**Material**
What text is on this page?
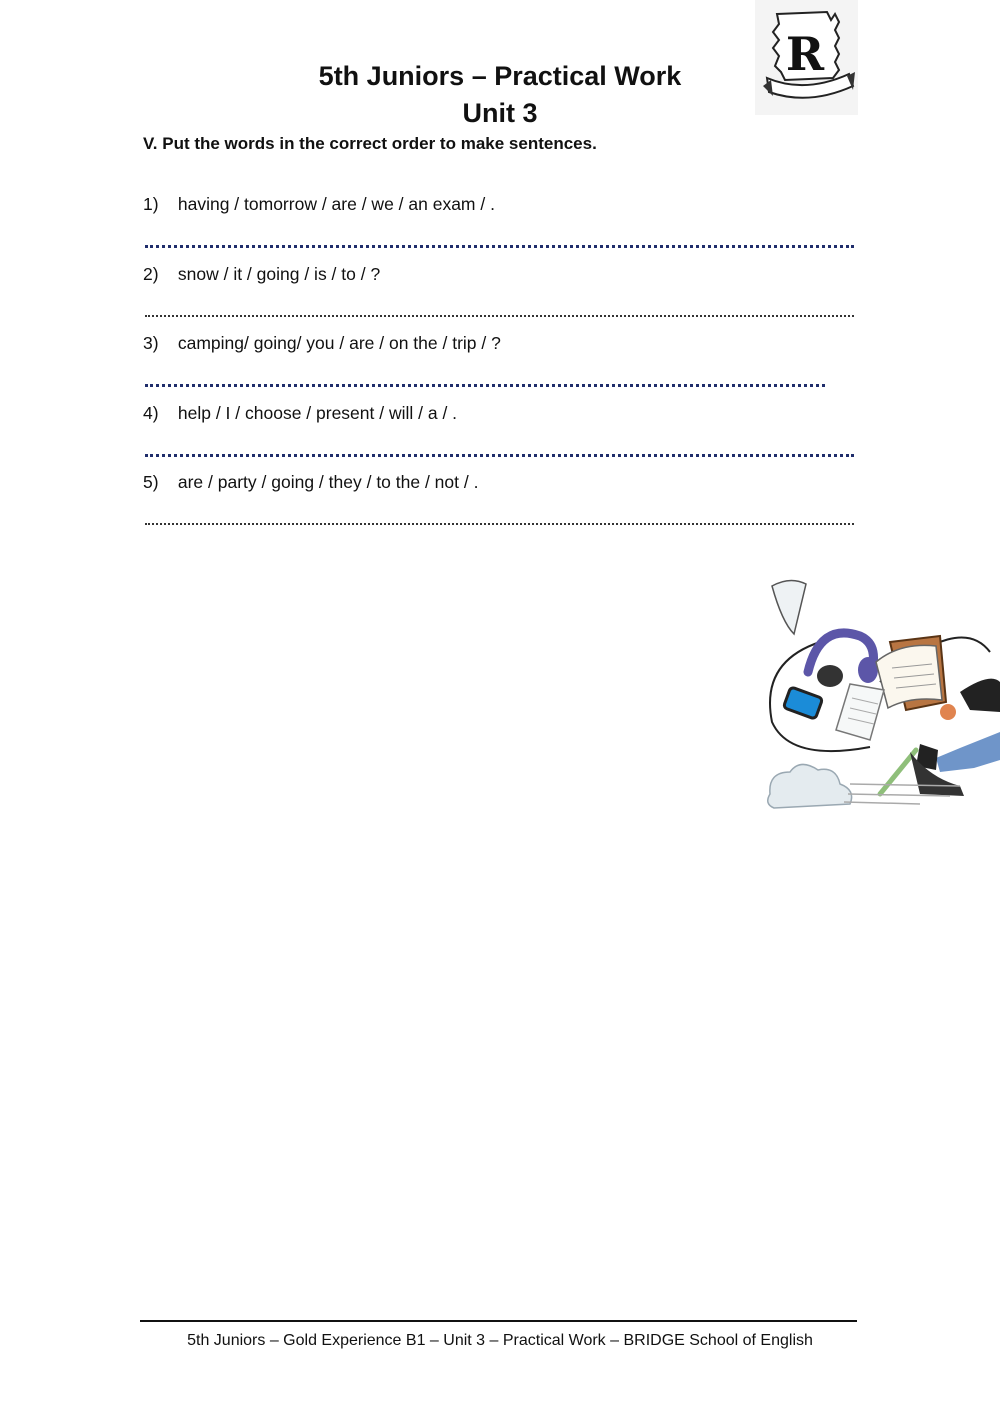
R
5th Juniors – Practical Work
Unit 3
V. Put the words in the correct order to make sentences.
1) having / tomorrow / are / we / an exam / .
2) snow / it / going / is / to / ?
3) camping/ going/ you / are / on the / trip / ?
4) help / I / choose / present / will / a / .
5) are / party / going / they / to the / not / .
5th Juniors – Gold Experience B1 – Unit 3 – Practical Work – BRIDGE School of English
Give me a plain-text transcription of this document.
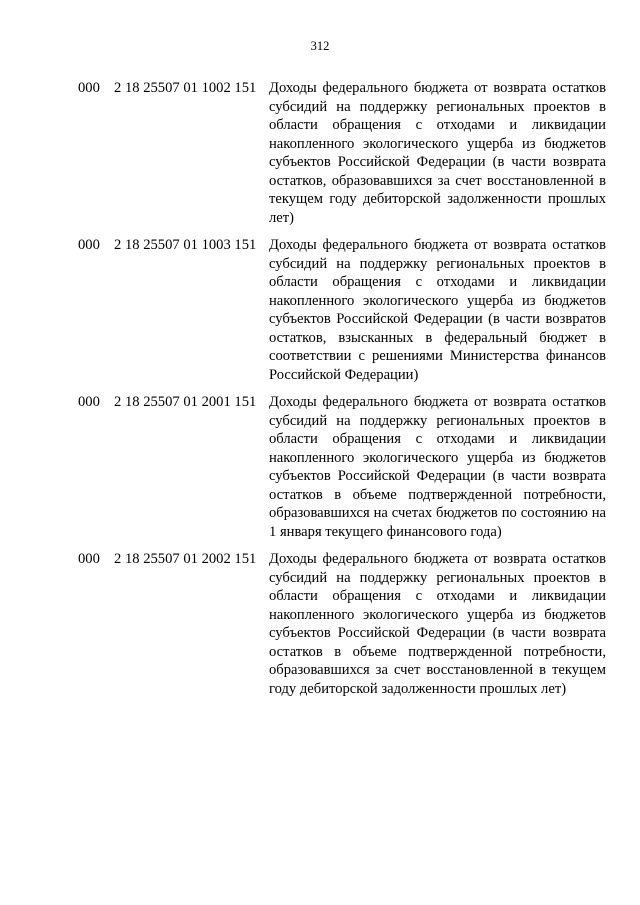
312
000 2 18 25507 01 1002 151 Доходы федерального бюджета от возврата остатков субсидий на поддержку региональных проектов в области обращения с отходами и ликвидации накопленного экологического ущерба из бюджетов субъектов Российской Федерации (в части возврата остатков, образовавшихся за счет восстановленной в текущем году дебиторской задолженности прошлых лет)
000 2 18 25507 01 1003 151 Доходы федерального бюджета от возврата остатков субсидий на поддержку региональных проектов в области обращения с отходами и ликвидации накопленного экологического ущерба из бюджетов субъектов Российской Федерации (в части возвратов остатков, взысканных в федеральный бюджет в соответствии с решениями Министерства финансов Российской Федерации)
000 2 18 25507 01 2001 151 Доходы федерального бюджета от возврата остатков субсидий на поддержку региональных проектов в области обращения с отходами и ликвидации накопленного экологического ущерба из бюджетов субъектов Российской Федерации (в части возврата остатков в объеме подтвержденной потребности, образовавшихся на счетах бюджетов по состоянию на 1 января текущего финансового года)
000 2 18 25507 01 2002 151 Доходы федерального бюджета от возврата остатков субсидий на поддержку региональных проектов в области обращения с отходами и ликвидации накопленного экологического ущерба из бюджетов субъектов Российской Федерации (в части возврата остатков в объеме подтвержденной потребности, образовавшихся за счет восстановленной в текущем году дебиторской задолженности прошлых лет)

**Required work**
Check each line of the records for the word "бюджетов" and extract those that contain it.

**Full response**
000 2 18 25507 01 1002 151 Доходы федерального бюджета от возврата остатков субсидий на поддержку региональных проектов в области обращения с отходами и ликвидации накопленного экологического ущерба из бюджетов субъектов Российской Федерации (в части возврата остатков, образовавшихся за счет восстановленной в текущем году дебиторской задолженности прошлых лет)
000 2 18 25507 01 1003 151 Доходы федерального бюджета от возврата остатков субсидий на поддержку региональных проектов в области обращения с отходами и ликвидации накопленного экологического ущерба из бюджетов субъектов Российской Федерации (в части возвратов остатков, взысканных в федеральный бюджет в соответствии с решениями Министерства финансов Российской Федерации)
000 2 18 25507 01 2001 151 Доходы федерального бюджета от возврата остатков субсидий на поддержку региональных проектов в области обращения с отходами и ликвидации накопленного экологического ущерба из бюджетов субъектов Российской Федерации (в части возврата остатков в объеме подтвержденной потребности, образовавшихся на счетах бюджетов по состоянию на 1 января текущего финансового года)
000 2 18 25507 01 2002 151 Доходы федерального бюджета от возврата остатков субсидий на поддержку региональных проектов в области обращения с отходами и ликвидации накопленного экологического ущерба из бюджетов субъектов Российской Федерации (в части возврата остатков в объеме подтвержденной потребности, образовавшихся за счет восстановленной в текущем году дебиторской задолженности прошлых лет)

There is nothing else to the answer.